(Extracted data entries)

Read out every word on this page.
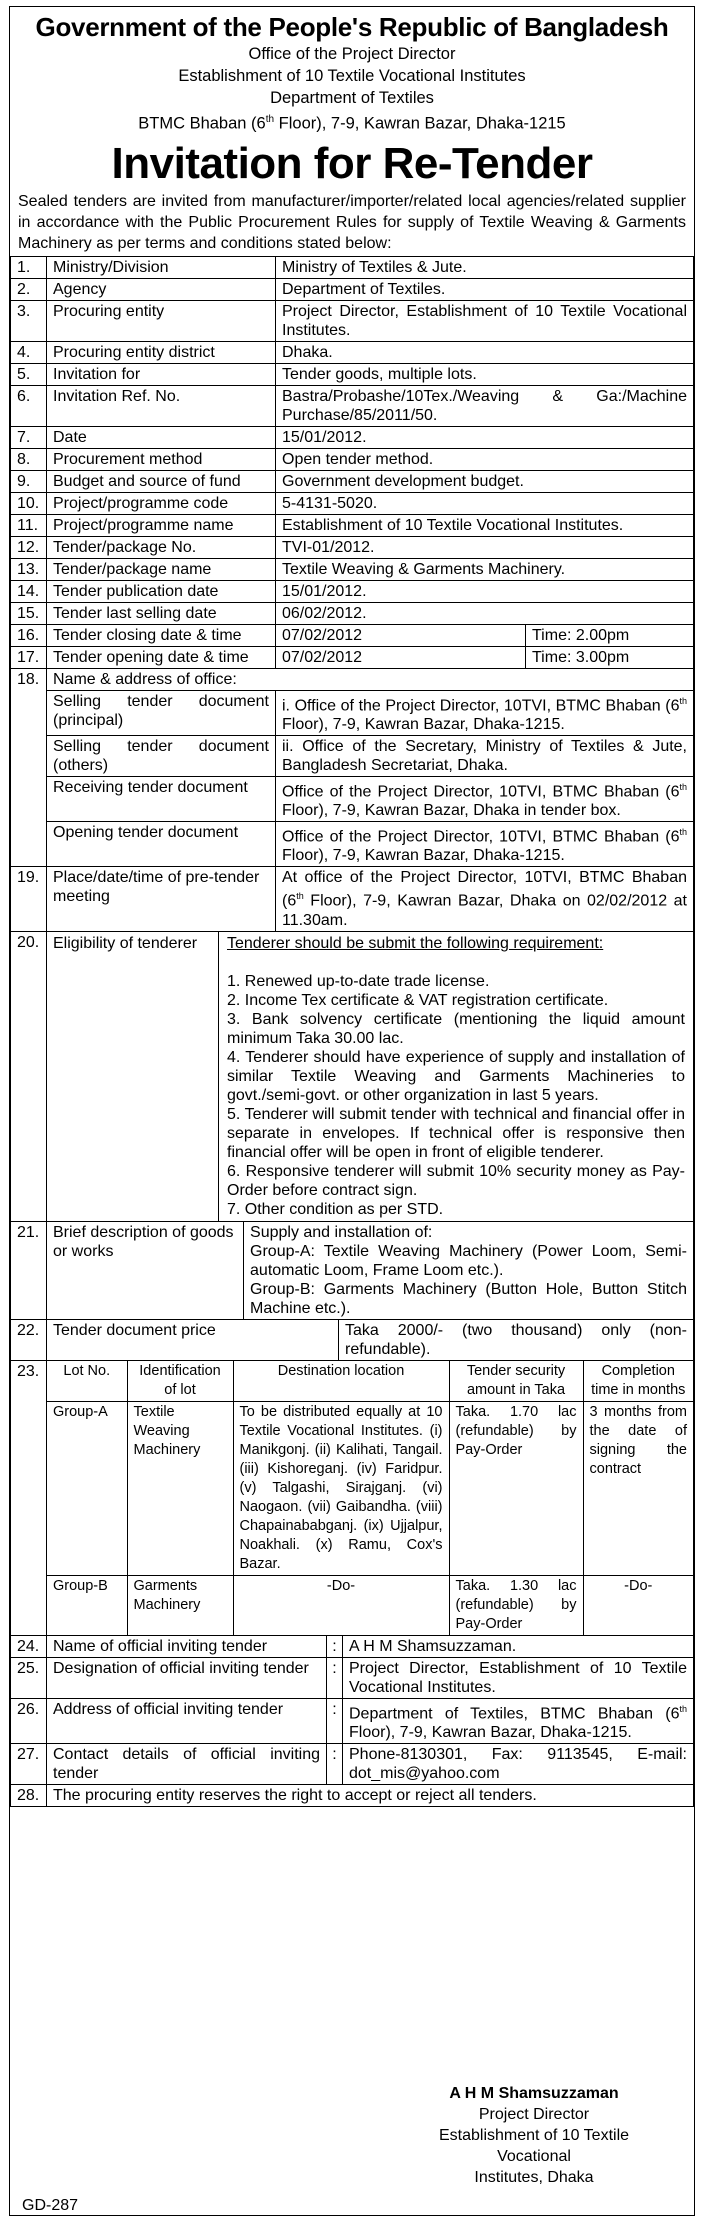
Government of the People's Republic of Bangladesh
Office of the Project Director
Establishment of 10 Textile Vocational Institutes
Department of Textiles
BTMC Bhaban (6th Floor), 7-9, Kawran Bazar, Dhaka-1215
Invitation for Re-Tender
Sealed tenders are invited from manufacturer/importer/related local agencies/related supplier in accordance with the Public Procurement Rules for supply of Textile Weaving & Garments Machinery as per terms and conditions stated below:
1.	Ministry/Division	Ministry of Textiles & Jute.
2.	Agency	Department of Textiles.
3.	Procuring entity	Project Director, Establishment of 10 Textile Vocational Institutes.
4.	Procuring entity district	Dhaka.
5.	Invitation for	Tender goods, multiple lots.
6.	Invitation Ref. No.	Bastra/Probashe/10Tex./Weaving & Ga:/Machine Purchase/85/2011/50.
7.	Date	15/01/2012.
8.	Procurement method	Open tender method.
9.	Budget and source of fund	Government development budget.
10.	Project/programme code	5-4131-5020.
11.	Project/programme name	Establishment of 10 Textile Vocational Institutes.
12.	Tender/package No.	TVI-01/2012.
13.	Tender/package name	Textile Weaving & Garments Machinery.
14.	Tender publication date	15/01/2012.
15.	Tender last selling date	06/02/2012.
16.	Tender closing date & time	07/02/2012	Time: 2.00pm
17.	Tender opening date & time	07/02/2012	Time: 3.00pm
18.	Name & address of office:	
	Selling tender document (principal)	i. Office of the Project Director, 10TVI, BTMC Bhaban (6th Floor), 7-9, Kawran Bazar, Dhaka-1215.
	Selling tender document (others)	ii. Office of the Secretary, Ministry of Textiles & Jute, Bangladesh Secretariat, Dhaka.
	Receiving tender document	Office of the Project Director, 10TVI, BTMC Bhaban (6th Floor), 7-9, Kawran Bazar, Dhaka in tender box.
	Opening tender document	Office of the Project Director, 10TVI, BTMC Bhaban (6th Floor), 7-9, Kawran Bazar, Dhaka-1215.
19.	Place/date/time of pre-tender meeting	At office of the Project Director, 10TVI, BTMC Bhaban (6th Floor), 7-9, Kawran Bazar, Dhaka on 02/02/2012 at 11.30am.
20.	Eligibility of tenderer	Tenderer should be submit the following requirement:
1. Renewed up-to-date trade license.
2. Income Tex certificate & VAT registration certificate.
3. Bank solvency certificate (mentioning the liquid amount minimum Taka 30.00 lac.
4. Tenderer should have experience of supply and installation of similar Textile Weaving and Garments Machineries to govt./semi-govt. or other organization in last 5 years.
5. Tenderer will submit tender with technical and financial offer in separate in envelopes. If technical offer is responsive then financial offer will be open in front of eligible tenderer.
6. Responsive tenderer will submit 10% security money as Pay-Order before contract sign.
7. Other condition as per STD.
21.	Brief description of goods or works	
Supply and installation of:
Group-A: Textile Weaving Machinery (Power Loom, Semi-automatic Loom, Frame Loom etc.).
Group-B: Garments Machinery (Button Hole, Button Stitch Machine etc.).
22.	Tender document price	Taka 2000/- (two thousand) only (non-refundable).
23.	Lot No.	Identification of lot	Destination location	Tender security amount in Taka	Completion time in months
Group-A	Textile Weaving Machinery	To be distributed equally at 10 Textile Vocational Institutes. (i) Manikgonj. (ii) Kalihati, Tangail. (iii) Kishoreganj. (iv) Faridpur. (v) Talgashi, Sirajganj. (vi) Naogaon. (vii) Gaibandha. (viii) Chapainababganj. (ix) Ujjalpur, Noakhali. (x) Ramu, Cox's Bazar.	Taka. 1.70 lac (refundable) by Pay-Order	3 months from the date of signing the contract
Group-B	Garments Machinery	-Do-	Taka. 1.30 lac (refundable) by Pay-Order	-Do-
24.	Name of official inviting tender	:	A H M Shamsuzzaman.
25.	Designation of official inviting tender	:	Project Director, Establishment of 10 Textile Vocational Institutes.
26.	Address of official inviting tender	:	Department of Textiles, BTMC Bhaban (6th Floor), 7-9, Kawran Bazar, Dhaka-1215.
27.	Contact details of official inviting tender	:	Phone-8130301, Fax: 9113545, E-mail: dot_mis@yahoo.com
28.	The procuring entity reserves the right to accept or reject all tenders.
A H M Shamsuzzaman
Project Director
Establishment of 10 Textile Vocational
Institutes, Dhaka
GD-287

* **THE REQUEST**
Your task is to set down the records shown above exactly, minus any pictures.

* **ANSWER IN FULL**
Read out every word on this page.
Government of the People's Republic of Bangladesh
Office of the Project Director
Establishment of 10 Textile Vocational Institutes
Department of Textiles
BTMC Bhaban (6th Floor), 7-9, Kawran Bazar, Dhaka-1215
Invitation for Re-Tender
Sealed tenders are invited from manufacturer/importer/related local agencies/related supplier in accordance with the Public Procurement Rules for supply of Textile Weaving & Garments Machinery as per terms and conditions stated below:
1.	Ministry/Division	Ministry of Textiles & Jute.
2.	Agency	Department of Textiles.
3.	Procuring entity	Project Director, Establishment of 10 Textile Vocational Institutes.
4.	Procuring entity district	Dhaka.
5.	Invitation for	Tender goods, multiple lots.
6.	Invitation Ref. No.	Bastra/Probashe/10Tex./Weaving & Ga:/Machine Purchase/85/2011/50.
7.	Date	15/01/2012.
8.	Procurement method	Open tender method.
9.	Budget and source of fund	Government development budget.
10.	Project/programme code	5-4131-5020.
11.	Project/programme name	Establishment of 10 Textile Vocational Institutes.
12.	Tender/package No.	TVI-01/2012.
13.	Tender/package name	Textile Weaving & Garments Machinery.
14.	Tender publication date	15/01/2012.
15.	Tender last selling date	06/02/2012.
16.	Tender closing date & time	07/02/2012	Time: 2.00pm
17.	Tender opening date & time	07/02/2012	Time: 3.00pm
18.	Name & address of office:	
	Selling tender document (principal)	i. Office of the Project Director, 10TVI, BTMC Bhaban (6th Floor), 7-9, Kawran Bazar, Dhaka-1215.
	Selling tender document (others)	ii. Office of the Secretary, Ministry of Textiles & Jute, Bangladesh Secretariat, Dhaka.
	Receiving tender document	Office of the Project Director, 10TVI, BTMC Bhaban (6th Floor), 7-9, Kawran Bazar, Dhaka in tender box.
	Opening tender document	Office of the Project Director, 10TVI, BTMC Bhaban (6th Floor), 7-9, Kawran Bazar, Dhaka-1215.
19.	Place/date/time of pre-tender meeting	At office of the Project Director, 10TVI, BTMC Bhaban (6th Floor), 7-9, Kawran Bazar, Dhaka on 02/02/2012 at 11.30am.
20.	Eligibility of tenderer	Tenderer should be submit the following requirement:
1. Renewed up-to-date trade license.
2. Income Tex certificate & VAT registration certificate.
3. Bank solvency certificate (mentioning the liquid amount minimum Taka 30.00 lac.
4. Tenderer should have experience of supply and installation of similar Textile Weaving and Garments Machineries to govt./semi-govt. or other organization in last 5 years.
5. Tenderer will submit tender with technical and financial offer in separate in envelopes. If technical offer is responsive then financial offer will be open in front of eligible tenderer.
6. Responsive tenderer will submit 10% security money as Pay-Order before contract sign.
7. Other condition as per STD.
21.	Brief description of goods or works	
Supply and installation of:
Group-A: Textile Weaving Machinery (Power Loom, Semi-automatic Loom, Frame Loom etc.).
Group-B: Garments Machinery (Button Hole, Button Stitch Machine etc.).
22.	Tender document price	Taka 2000/- (two thousand) only (non-refundable).
23.	Lot No.	Identification of lot	Destination location	Tender security amount in Taka	Completion time in months
Group-A	Textile Weaving Machinery	To be distributed equally at 10 Textile Vocational Institutes. (i) Manikgonj. (ii) Kalihati, Tangail. (iii) Kishoreganj. (iv) Faridpur. (v) Talgashi, Sirajganj. (vi) Naogaon. (vii) Gaibandha. (viii) Chapainababganj. (ix) Ujjalpur, Noakhali. (x) Ramu, Cox's Bazar.	Taka. 1.70 lac (refundable) by Pay-Order	3 months from the date of signing the contract
Group-B	Garments Machinery	-Do-	Taka. 1.30 lac (refundable) by Pay-Order	-Do-
24.	Name of official inviting tender	:	A H M Shamsuzzaman.
25.	Designation of official inviting tender	:	Project Director, Establishment of 10 Textile Vocational Institutes.
26.	Address of official inviting tender	:	Department of Textiles, BTMC Bhaban (6th Floor), 7-9, Kawran Bazar, Dhaka-1215.
27.	Contact details of official inviting tender	:	Phone-8130301, Fax: 9113545, E-mail: dot_mis@yahoo.com
28.	The procuring entity reserves the right to accept or reject all tenders.
A H M Shamsuzzaman
Project Director
Establishment of 10 Textile Vocational
Institutes, Dhaka
GD-287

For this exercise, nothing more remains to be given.